Stated goal: Quote word for word the part of the lines that opens with the first line and closes with the line containing "section-heading: II. Стандарт", including both of those lines.
──────── Data lines
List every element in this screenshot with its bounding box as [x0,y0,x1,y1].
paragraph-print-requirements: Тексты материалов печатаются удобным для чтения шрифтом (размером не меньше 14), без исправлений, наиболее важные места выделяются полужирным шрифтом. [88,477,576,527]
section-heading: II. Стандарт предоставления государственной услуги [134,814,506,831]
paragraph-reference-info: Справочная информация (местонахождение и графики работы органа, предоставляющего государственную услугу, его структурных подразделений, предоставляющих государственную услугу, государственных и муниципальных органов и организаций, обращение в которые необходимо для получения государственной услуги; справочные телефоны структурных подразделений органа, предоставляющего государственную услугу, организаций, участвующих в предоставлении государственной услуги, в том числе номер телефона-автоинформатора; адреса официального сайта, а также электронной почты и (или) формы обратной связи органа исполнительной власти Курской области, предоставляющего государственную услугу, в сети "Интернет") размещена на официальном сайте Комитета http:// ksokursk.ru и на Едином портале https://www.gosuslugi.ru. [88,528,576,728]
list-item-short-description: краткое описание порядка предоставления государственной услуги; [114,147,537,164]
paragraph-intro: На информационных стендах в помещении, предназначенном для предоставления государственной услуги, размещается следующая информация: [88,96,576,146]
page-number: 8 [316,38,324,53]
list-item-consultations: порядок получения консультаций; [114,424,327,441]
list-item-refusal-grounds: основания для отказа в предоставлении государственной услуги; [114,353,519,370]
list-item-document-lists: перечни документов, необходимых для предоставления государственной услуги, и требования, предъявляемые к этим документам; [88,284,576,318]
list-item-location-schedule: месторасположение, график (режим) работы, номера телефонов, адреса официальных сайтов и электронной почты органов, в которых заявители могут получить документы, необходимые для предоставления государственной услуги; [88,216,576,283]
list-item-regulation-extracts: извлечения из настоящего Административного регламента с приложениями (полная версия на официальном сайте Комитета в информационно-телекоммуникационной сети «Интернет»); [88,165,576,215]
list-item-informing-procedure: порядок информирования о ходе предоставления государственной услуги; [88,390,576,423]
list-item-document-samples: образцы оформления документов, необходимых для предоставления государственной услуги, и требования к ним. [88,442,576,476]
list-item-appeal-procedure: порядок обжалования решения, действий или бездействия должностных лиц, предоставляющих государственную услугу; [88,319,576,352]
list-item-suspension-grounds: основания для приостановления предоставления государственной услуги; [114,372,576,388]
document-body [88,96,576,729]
────────────────
Result:
List every element in this screenshot with its bounding box as [x0,y0,x1,y1].
paragraph-print-requirements: Тексты материалов печатаются удобным для чтения шрифтом (размером не меньше 14), без исправлений, наиболее важные места выделяются полужирным шрифтом. [88,477,576,527]
section-heading: II. Стандарт предоставления государственной услуги [134,814,506,831]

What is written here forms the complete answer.